_Exercise:_
In the material below, find all lines with the string "obyektning" and copy them.

[Start Available records]

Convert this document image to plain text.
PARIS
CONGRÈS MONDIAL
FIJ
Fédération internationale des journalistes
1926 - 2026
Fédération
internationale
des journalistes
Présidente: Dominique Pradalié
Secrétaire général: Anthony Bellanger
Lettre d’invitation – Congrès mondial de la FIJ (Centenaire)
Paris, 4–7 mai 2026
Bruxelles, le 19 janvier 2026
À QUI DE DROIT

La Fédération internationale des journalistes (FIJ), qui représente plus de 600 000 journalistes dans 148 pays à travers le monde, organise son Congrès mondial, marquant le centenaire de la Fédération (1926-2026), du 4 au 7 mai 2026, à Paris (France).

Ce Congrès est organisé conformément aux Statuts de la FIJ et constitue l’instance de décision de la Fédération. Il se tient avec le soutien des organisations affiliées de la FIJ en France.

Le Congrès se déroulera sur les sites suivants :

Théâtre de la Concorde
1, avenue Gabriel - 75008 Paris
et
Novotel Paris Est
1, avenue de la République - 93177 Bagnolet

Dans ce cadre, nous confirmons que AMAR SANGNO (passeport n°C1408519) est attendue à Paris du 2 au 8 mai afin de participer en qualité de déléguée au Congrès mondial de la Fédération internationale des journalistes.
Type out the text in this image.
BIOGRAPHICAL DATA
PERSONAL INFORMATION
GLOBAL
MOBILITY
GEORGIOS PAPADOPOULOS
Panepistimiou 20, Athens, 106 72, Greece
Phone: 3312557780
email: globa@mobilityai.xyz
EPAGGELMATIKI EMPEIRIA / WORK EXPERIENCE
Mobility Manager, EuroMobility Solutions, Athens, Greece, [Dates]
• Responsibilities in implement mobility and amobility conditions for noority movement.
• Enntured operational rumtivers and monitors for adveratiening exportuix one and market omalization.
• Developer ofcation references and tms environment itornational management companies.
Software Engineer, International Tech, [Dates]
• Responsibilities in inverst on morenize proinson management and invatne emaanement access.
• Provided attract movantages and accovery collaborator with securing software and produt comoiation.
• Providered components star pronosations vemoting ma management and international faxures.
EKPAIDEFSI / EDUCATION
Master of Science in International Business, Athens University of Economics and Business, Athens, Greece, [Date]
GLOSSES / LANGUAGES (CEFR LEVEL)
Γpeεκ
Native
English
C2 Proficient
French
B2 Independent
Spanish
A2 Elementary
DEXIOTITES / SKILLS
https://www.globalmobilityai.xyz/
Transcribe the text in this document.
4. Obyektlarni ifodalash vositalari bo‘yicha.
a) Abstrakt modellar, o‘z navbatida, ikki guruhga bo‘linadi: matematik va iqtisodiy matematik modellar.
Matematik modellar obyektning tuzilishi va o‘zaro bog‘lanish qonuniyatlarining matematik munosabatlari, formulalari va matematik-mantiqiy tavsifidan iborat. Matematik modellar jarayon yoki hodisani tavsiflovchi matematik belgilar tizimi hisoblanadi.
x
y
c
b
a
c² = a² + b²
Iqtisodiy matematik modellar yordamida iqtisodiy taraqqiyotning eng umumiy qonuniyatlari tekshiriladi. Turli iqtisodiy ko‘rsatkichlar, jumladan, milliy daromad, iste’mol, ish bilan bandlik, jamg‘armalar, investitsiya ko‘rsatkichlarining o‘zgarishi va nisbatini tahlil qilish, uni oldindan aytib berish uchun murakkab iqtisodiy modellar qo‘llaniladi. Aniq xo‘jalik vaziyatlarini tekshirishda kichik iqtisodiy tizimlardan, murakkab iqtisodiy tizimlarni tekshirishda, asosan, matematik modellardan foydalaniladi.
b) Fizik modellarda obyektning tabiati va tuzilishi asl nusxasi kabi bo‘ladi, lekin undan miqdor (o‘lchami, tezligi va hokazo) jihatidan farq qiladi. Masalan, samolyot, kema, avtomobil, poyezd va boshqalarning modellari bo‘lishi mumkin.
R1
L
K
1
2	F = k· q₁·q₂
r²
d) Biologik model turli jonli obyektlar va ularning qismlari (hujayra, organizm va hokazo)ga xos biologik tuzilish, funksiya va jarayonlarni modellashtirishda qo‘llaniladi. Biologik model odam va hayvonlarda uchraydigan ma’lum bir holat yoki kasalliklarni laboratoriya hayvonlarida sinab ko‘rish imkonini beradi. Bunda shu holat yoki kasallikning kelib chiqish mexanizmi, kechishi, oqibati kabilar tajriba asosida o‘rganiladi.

[End Available records]

_Solution to this task:_
Matematik modellar obyektning tuzilishi va o‘zaro bog‘lanish qonuniyatlarining matematik munosabatlari, formulalari va matematik-mantiqiy tavsifidan iborat. Matematik modellar jarayon yoki hodisani tavsiflovchi matematik belgilar tizimi hisoblanadi.
b) Fizik modellarda obyektning tabiati va tuzilishi asl nusxasi kabi bo‘ladi, lekin undan miqdor (o‘lchami, tezligi va hokazo) jihatidan farq qiladi. Masalan, samolyot, kema, avtomobil, poyezd va boshqalarning modellari bo‘lishi mumkin.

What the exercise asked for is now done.